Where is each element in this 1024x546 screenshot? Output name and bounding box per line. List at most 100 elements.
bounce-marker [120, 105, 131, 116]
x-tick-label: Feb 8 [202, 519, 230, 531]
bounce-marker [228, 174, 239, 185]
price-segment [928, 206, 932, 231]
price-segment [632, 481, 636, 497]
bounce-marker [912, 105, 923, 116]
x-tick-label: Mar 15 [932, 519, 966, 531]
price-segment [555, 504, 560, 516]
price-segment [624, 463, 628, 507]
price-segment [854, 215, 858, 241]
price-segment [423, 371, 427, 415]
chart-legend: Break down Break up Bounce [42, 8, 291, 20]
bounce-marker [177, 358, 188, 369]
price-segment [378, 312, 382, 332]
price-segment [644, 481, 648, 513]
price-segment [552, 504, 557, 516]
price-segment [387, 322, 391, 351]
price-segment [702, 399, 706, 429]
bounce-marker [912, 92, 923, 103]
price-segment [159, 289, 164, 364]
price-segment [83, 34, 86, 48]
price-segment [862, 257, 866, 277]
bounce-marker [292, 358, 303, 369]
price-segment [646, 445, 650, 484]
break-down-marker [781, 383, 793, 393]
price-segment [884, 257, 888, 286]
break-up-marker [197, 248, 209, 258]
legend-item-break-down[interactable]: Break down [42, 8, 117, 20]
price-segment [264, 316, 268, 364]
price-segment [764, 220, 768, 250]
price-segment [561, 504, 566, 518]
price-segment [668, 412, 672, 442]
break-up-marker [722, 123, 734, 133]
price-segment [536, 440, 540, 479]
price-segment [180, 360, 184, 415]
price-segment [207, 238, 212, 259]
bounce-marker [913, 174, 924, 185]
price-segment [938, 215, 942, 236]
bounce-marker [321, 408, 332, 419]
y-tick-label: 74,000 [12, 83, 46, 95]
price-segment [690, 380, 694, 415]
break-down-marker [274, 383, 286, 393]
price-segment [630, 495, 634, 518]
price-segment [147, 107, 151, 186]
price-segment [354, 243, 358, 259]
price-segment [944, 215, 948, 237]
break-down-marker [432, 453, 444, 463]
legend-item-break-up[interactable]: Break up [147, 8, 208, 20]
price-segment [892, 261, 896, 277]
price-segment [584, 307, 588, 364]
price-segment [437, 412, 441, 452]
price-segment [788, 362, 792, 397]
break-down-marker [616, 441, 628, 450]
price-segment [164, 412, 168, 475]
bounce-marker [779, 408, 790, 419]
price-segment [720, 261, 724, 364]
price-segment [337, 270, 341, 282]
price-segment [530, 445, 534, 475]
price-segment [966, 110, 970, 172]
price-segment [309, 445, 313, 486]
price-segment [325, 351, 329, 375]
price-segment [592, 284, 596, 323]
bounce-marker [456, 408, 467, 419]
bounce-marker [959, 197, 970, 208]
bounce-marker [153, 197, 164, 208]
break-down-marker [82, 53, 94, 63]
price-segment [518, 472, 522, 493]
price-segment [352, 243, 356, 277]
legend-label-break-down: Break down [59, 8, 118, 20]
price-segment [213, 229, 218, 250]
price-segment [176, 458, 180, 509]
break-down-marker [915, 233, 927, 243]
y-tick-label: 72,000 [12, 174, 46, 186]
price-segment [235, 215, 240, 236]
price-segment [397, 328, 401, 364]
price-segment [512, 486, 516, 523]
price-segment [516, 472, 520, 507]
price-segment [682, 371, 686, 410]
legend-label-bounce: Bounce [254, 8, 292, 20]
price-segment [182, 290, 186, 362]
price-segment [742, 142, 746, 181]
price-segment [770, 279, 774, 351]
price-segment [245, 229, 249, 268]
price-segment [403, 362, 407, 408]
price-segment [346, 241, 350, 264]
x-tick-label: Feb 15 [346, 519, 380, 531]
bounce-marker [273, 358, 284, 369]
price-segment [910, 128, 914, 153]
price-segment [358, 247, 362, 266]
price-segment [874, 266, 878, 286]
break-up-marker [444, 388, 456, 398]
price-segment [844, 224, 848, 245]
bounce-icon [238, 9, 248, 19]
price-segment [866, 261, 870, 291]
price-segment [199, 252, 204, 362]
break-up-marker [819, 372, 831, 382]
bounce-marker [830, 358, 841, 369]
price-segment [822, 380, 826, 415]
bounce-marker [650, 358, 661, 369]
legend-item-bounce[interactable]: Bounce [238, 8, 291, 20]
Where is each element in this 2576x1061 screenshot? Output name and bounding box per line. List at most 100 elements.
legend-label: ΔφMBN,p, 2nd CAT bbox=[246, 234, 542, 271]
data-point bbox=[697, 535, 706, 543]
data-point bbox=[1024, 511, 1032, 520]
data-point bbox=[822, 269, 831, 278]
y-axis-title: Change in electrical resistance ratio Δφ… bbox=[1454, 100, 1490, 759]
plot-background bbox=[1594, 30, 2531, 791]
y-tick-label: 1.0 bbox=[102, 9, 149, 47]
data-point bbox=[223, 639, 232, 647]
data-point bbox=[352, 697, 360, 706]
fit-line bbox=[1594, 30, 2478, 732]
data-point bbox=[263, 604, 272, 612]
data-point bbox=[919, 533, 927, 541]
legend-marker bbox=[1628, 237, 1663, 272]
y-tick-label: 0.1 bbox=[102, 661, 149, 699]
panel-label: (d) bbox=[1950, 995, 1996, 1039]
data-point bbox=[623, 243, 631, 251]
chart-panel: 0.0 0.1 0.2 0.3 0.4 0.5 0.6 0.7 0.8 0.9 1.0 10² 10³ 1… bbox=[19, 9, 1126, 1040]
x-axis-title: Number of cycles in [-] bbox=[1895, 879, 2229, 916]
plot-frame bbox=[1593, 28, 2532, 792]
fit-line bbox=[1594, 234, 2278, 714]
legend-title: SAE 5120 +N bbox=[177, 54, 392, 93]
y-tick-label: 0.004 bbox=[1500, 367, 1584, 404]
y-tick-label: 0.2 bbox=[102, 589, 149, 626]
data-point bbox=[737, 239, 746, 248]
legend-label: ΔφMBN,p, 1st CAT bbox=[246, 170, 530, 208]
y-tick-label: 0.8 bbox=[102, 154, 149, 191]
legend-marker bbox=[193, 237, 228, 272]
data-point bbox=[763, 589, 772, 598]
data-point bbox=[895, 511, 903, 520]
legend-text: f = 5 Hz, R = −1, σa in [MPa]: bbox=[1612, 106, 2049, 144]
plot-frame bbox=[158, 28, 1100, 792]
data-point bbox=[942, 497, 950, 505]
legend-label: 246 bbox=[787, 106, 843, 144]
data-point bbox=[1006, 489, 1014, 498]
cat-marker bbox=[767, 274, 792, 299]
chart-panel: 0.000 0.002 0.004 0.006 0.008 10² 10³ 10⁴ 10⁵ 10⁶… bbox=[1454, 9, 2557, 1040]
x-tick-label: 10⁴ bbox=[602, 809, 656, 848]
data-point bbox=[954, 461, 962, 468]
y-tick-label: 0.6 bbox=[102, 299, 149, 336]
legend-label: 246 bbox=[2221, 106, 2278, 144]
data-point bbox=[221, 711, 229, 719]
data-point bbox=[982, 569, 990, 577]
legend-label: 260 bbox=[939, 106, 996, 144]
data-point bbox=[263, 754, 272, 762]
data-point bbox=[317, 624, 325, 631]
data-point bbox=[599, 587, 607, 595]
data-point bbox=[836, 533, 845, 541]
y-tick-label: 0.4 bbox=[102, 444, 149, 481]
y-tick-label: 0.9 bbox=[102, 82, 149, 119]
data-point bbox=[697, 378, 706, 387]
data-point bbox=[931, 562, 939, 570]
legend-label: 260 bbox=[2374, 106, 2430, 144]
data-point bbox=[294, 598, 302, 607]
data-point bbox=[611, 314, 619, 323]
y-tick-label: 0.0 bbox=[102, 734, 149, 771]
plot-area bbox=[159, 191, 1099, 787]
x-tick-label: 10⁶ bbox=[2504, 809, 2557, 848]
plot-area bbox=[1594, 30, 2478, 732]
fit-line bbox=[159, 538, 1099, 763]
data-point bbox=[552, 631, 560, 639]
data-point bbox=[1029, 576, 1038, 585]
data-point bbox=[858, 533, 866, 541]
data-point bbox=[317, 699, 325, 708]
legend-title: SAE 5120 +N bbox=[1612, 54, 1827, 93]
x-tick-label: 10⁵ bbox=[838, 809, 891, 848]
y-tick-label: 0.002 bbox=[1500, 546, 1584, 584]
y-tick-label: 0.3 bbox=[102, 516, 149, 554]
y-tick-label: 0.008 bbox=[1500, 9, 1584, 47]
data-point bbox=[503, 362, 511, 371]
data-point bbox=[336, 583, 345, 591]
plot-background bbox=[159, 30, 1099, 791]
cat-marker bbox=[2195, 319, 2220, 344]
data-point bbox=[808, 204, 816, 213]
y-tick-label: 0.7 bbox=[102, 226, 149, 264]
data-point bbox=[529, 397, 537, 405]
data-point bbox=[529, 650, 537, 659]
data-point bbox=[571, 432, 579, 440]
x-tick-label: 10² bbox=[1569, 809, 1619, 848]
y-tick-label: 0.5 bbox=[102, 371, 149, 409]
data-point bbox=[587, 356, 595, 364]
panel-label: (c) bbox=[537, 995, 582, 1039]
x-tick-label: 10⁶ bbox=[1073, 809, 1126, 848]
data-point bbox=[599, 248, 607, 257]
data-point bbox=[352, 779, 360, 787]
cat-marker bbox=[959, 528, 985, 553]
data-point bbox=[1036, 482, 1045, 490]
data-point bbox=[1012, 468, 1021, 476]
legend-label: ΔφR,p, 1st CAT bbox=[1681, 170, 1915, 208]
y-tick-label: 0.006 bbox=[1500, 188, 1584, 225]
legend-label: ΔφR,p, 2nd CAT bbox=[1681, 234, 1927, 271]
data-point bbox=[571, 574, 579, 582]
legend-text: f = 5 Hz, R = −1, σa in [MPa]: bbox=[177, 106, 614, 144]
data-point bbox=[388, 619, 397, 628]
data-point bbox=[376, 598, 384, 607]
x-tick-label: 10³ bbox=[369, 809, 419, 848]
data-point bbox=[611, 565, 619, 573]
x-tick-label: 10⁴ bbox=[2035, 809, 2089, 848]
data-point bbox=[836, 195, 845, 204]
--------
Your objective: Reproduce the entries word for word, from the first line through the line that contains "price-segment [644, 481, 648, 513]", and output nothing else.

Exercise answer:
Where is each element in this 1024x546 screenshot? Output name and bounding box per line. List at most 100 elements.
bounce-marker [120, 105, 131, 116]
x-tick-label: Feb 8 [202, 519, 230, 531]
bounce-marker [228, 174, 239, 185]
price-segment [928, 206, 932, 231]
price-segment [632, 481, 636, 497]
bounce-marker [912, 105, 923, 116]
x-tick-label: Mar 15 [932, 519, 966, 531]
price-segment [555, 504, 560, 516]
price-segment [624, 463, 628, 507]
price-segment [854, 215, 858, 241]
price-segment [423, 371, 427, 415]
chart-legend: Break down Break up Bounce [42, 8, 291, 20]
bounce-marker [177, 358, 188, 369]
price-segment [378, 312, 382, 332]
price-segment [644, 481, 648, 513]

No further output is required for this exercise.